• Task instructions: Give the number of lines in this listing that contain the word "JSON", and nothing else.

[Records about charts and figures]
"""
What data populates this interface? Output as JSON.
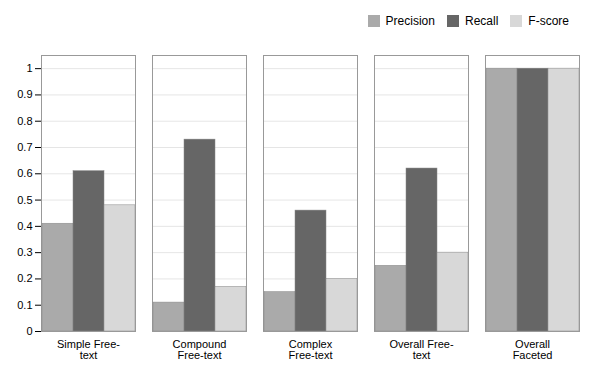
{
  "chart_data": {
    "type": "bar",
    "categories": [
      "Simple Free-\ntext",
      "Compound\nFree-text",
      "Complex\nFree-text",
      "Overall Free-\ntext",
      "Overall\nFaceted"
    ],
    "series": [
      {
        "name": "Precision",
        "color": "#aaaaaa",
        "values": [
          0.41,
          0.11,
          0.15,
          0.25,
          1.0
        ]
      },
      {
        "name": "Recall",
        "color": "#666666",
        "values": [
          0.61,
          0.73,
          0.46,
          0.62,
          1.0
        ]
      },
      {
        "name": "F-score",
        "color": "#d8d8d8",
        "values": [
          0.48,
          0.17,
          0.2,
          0.3,
          1.0
        ]
      }
    ],
    "ylim": [
      0,
      1.05
    ],
    "yticks": [
      0,
      0.1,
      0.2,
      0.3,
      0.4,
      0.5,
      0.6,
      0.7,
      0.8,
      0.9,
      1
    ],
    "grid": true,
    "legend": "upper right"
  }
}
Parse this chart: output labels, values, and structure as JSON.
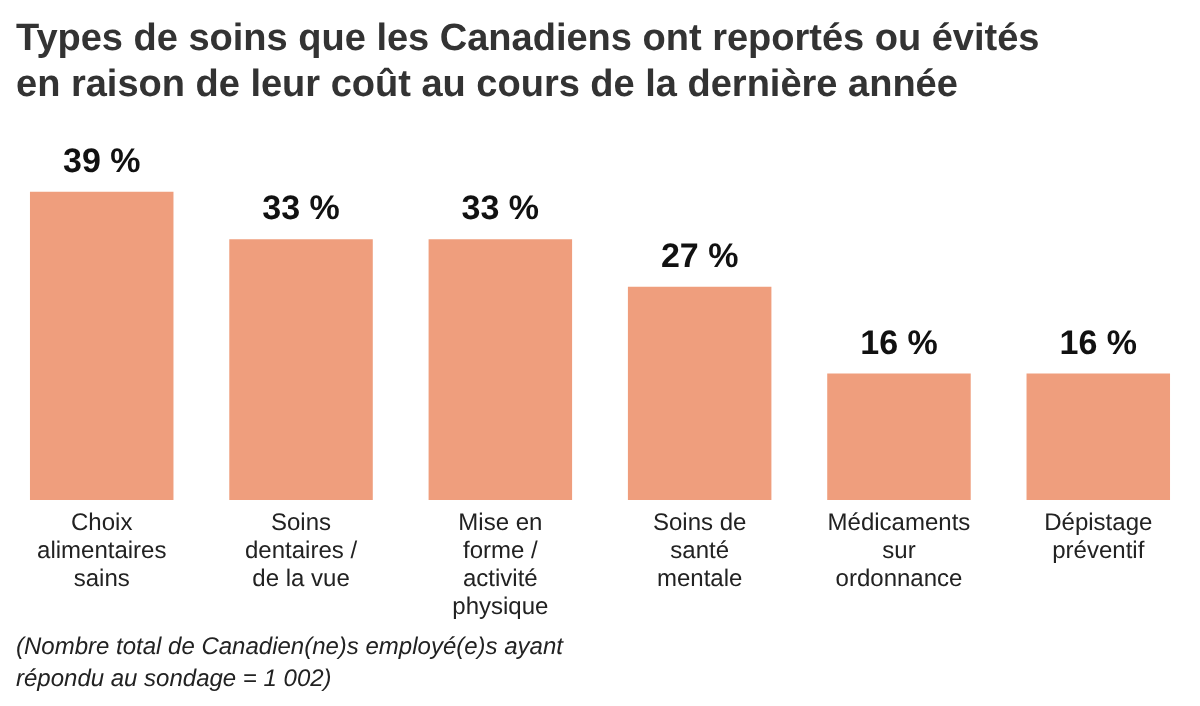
{
  "chart_data": {
    "type": "bar",
    "title": "Types de soins que les Canadiens ont reportés ou évités en raison de leur coût au cours de la dernière année",
    "categories": [
      "Choix alimentaires sains",
      "Soins dentaires / de la vue",
      "Mise en forme / activité physique",
      "Soins de santé mentale",
      "Médicaments sur ordonnance",
      "Dépistage préventif"
    ],
    "values": [
      39,
      33,
      33,
      27,
      16,
      16
    ],
    "value_labels": [
      "39 %",
      "33 %",
      "33 %",
      "27 %",
      "16 %",
      "16 %"
    ],
    "color": "#ef9e7d",
    "annotations": [
      "(Nombre total de Canadien(ne)s employé(e)s ayant répondu au sondage = 1 002)"
    ]
  }
}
"""
• Solution: 2